>> Begin STORED RECORDS

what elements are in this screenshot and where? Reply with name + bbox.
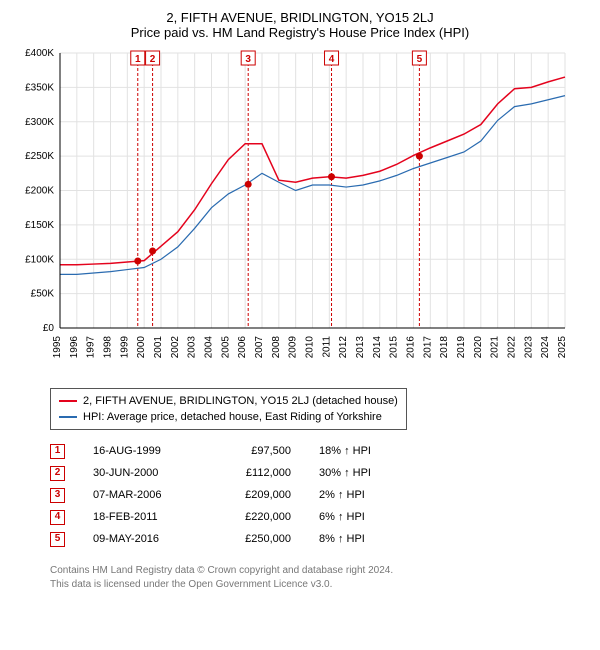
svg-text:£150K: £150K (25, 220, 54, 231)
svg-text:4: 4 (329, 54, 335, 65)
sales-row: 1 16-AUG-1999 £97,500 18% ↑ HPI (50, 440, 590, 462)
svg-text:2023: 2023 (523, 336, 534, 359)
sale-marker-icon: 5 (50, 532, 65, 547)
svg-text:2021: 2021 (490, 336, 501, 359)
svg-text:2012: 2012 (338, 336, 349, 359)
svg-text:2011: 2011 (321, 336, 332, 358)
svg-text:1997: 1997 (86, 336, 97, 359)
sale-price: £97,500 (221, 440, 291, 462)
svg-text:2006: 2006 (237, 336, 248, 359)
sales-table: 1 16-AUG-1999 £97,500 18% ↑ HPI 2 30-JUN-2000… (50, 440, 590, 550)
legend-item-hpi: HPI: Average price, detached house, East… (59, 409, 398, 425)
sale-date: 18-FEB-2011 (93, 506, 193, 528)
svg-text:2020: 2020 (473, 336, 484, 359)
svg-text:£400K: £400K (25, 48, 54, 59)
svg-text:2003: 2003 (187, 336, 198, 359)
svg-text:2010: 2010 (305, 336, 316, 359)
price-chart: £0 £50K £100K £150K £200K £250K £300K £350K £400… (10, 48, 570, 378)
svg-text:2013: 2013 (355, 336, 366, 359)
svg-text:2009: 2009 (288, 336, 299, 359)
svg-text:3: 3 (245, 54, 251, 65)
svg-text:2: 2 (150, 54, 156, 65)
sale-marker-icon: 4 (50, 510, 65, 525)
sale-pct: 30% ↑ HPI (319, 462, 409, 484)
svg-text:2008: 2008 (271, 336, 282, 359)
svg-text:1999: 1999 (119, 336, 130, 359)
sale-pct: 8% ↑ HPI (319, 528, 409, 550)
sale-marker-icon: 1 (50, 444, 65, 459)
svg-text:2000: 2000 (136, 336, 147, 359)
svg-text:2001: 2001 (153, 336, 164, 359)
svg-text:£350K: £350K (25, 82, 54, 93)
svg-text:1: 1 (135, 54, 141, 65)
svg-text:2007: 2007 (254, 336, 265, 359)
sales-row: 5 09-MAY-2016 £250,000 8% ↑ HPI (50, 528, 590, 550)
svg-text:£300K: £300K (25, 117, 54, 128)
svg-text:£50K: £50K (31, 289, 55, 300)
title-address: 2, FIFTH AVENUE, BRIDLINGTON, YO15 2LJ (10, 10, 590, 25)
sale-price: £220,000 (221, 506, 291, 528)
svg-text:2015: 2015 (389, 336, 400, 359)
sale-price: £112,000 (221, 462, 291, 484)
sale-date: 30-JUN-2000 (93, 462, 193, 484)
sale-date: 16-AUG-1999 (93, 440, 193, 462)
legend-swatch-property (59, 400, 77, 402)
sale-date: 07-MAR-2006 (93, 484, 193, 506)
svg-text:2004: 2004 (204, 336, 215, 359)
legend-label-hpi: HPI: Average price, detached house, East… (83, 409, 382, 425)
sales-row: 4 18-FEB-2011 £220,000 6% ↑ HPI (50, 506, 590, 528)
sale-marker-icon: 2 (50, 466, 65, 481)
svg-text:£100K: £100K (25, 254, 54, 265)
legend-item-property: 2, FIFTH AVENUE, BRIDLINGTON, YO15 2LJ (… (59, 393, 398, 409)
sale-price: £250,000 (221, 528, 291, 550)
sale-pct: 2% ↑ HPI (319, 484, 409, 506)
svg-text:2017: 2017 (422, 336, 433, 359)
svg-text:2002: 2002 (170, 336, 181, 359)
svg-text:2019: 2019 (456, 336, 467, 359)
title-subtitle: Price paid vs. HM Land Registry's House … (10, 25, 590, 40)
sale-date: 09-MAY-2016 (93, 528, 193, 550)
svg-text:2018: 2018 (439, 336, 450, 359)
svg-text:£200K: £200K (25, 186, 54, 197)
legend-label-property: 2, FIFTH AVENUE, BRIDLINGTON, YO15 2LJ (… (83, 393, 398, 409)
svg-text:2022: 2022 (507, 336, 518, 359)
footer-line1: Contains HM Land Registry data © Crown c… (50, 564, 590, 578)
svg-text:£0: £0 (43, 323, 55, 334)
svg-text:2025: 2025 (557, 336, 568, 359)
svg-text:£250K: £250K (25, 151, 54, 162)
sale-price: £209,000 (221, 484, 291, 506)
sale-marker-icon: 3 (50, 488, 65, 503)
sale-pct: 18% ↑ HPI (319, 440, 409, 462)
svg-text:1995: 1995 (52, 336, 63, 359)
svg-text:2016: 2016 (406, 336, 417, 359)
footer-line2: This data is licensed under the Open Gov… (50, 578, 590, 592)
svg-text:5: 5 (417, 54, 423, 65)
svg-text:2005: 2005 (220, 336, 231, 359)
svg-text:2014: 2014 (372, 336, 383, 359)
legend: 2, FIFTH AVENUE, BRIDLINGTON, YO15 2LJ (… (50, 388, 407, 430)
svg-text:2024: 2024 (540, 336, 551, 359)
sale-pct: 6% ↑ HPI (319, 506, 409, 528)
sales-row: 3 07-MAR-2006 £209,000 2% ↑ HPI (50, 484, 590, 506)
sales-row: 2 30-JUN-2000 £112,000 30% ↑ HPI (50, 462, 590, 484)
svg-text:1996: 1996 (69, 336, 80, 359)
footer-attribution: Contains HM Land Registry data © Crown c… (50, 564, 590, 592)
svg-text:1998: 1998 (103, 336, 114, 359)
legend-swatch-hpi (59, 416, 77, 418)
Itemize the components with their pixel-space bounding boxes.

>> End STORED RECORDS

Please format every line of the entries above as a numbered list, skipping blank lines and leaving out the pictures.

1. what elements are in this screenshot and where? Reply with name + bbox.
2. svg-text:£150K: £150K (25, 220, 54, 231)
3. svg-text:4: 4 (329, 54, 335, 65)
4. sales-row: 1 16-AUG-1999 £97,500 18% ↑ HPI (50, 440, 590, 462)
5. svg-text:2023: 2023 (523, 336, 534, 359)
6. sale-marker-icon: 5 (50, 532, 65, 547)
7. svg-text:2021: 2021 (490, 336, 501, 359)
8. svg-text:2012: 2012 (338, 336, 349, 359)
9. svg-text:2011: 2011 (321, 336, 332, 358)
10. svg-text:1997: 1997 (86, 336, 97, 359)
11. sale-price: £97,500 (221, 440, 291, 462)
12. svg-text:2006: 2006 (237, 336, 248, 359)
13. sales-table: 1 16-AUG-1999 £97,500 18% ↑ HPI 2 30-JUN-2000… (50, 440, 590, 550)
14. legend-item-hpi: HPI: Average price, detached house, East… (59, 409, 398, 425)
15. sale-date: 18-FEB-2011 (93, 506, 193, 528)
16. svg-text:2020: 2020 (473, 336, 484, 359)
17. svg-text:£400K: £400K (25, 48, 54, 59)
18. svg-text:2003: 2003 (187, 336, 198, 359)
19. svg-text:2010: 2010 (305, 336, 316, 359)
20. price-chart: £0 £50K £100K £150K £200K £250K £300K £350K £400… (10, 48, 570, 378)
21. svg-text:2013: 2013 (355, 336, 366, 359)
22. svg-text:2009: 2009 (288, 336, 299, 359)
23. svg-text:3: 3 (245, 54, 251, 65)
24. svg-text:2: 2 (150, 54, 156, 65)
25. sale-marker-icon: 4 (50, 510, 65, 525)
26. sale-pct: 30% ↑ HPI (319, 462, 409, 484)
27. svg-text:2008: 2008 (271, 336, 282, 359)
28. svg-text:1999: 1999 (119, 336, 130, 359)
29. sale-pct: 8% ↑ HPI (319, 528, 409, 550)
30. sale-marker-icon: 1 (50, 444, 65, 459)
31. svg-text:2000: 2000 (136, 336, 147, 359)
32. svg-text:2001: 2001 (153, 336, 164, 359)
33. svg-text:£350K: £350K (25, 82, 54, 93)
34. svg-text:1: 1 (135, 54, 141, 65)
35. svg-text:2007: 2007 (254, 336, 265, 359)
36. sales-row: 5 09-MAY-2016 £250,000 8% ↑ HPI (50, 528, 590, 550)
37. svg-text:£300K: £300K (25, 117, 54, 128)
38. svg-text:£50K: £50K (31, 289, 55, 300)
39. title-address: 2, FIFTH AVENUE, BRIDLINGTON, YO15 2LJ (10, 10, 590, 25)
40. sale-price: £220,000 (221, 506, 291, 528)
41. svg-text:2015: 2015 (389, 336, 400, 359)
42. sale-price: £112,000 (221, 462, 291, 484)
43. sale-date: 30-JUN-2000 (93, 462, 193, 484)
44. sale-date: 16-AUG-1999 (93, 440, 193, 462)
45. legend-swatch-property (59, 400, 77, 402)
46. sale-date: 07-MAR-2006 (93, 484, 193, 506)
47. svg-text:2004: 2004 (204, 336, 215, 359)
48. legend-label-hpi: HPI: Average price, detached house, East… (83, 409, 382, 425)
49. sales-row: 4 18-FEB-2011 £220,000 6% ↑ HPI (50, 506, 590, 528)
50. sale-marker-icon: 2 (50, 466, 65, 481)
51. svg-text:£100K: £100K (25, 254, 54, 265)
52. legend-item-property: 2, FIFTH AVENUE, BRIDLINGTON, YO15 2LJ (… (59, 393, 398, 409)
53. sale-price: £250,000 (221, 528, 291, 550)
54. sale-pct: 2% ↑ HPI (319, 484, 409, 506)
55. svg-text:2017: 2017 (422, 336, 433, 359)
56. svg-text:2002: 2002 (170, 336, 181, 359)
57. svg-text:2019: 2019 (456, 336, 467, 359)
58. title-subtitle: Price paid vs. HM Land Registry's House … (10, 25, 590, 40)
59. sale-date: 09-MAY-2016 (93, 528, 193, 550)
60. svg-text:2018: 2018 (439, 336, 450, 359)
61. svg-text:£200K: £200K (25, 186, 54, 197)
62. legend-label-property: 2, FIFTH AVENUE, BRIDLINGTON, YO15 2LJ (… (83, 393, 398, 409)
63. svg-text:2022: 2022 (507, 336, 518, 359)
64. footer-line1: Contains HM Land Registry data © Crown c… (50, 564, 590, 578)
65. svg-text:£0: £0 (43, 323, 55, 334)
66. svg-text:2025: 2025 (557, 336, 568, 359)
67. svg-text:£250K: £250K (25, 151, 54, 162)
68. sale-price: £209,000 (221, 484, 291, 506)
69. sale-marker-icon: 3 (50, 488, 65, 503)
70. sale-pct: 18% ↑ HPI (319, 440, 409, 462)
71. svg-text:1995: 1995 (52, 336, 63, 359)
72. svg-text:2016: 2016 (406, 336, 417, 359)
73. footer-line2: This data is licensed under the Open Gov… (50, 578, 590, 592)
74. svg-text:5: 5 (417, 54, 423, 65)
75. svg-text:2005: 2005 (220, 336, 231, 359)
76. svg-text:2014: 2014 (372, 336, 383, 359)
77. legend: 2, FIFTH AVENUE, BRIDLINGTON, YO15 2LJ (… (50, 388, 407, 430)
78. svg-text:2024: 2024 (540, 336, 551, 359)
79. sale-pct: 6% ↑ HPI (319, 506, 409, 528)
80. sales-row: 3 07-MAR-2006 £209,000 2% ↑ HPI (50, 484, 590, 506)
81. sales-row: 2 30-JUN-2000 £112,000 30% ↑ HPI (50, 462, 590, 484)
82. svg-text:1996: 1996 (69, 336, 80, 359)
83. footer-attribution: Contains HM Land Registry data © Crown c… (50, 564, 590, 592)
84. svg-text:1998: 1998 (103, 336, 114, 359)
85. legend-swatch-hpi (59, 416, 77, 418)
86. Itemize the components with their pixel-space bounding boxes.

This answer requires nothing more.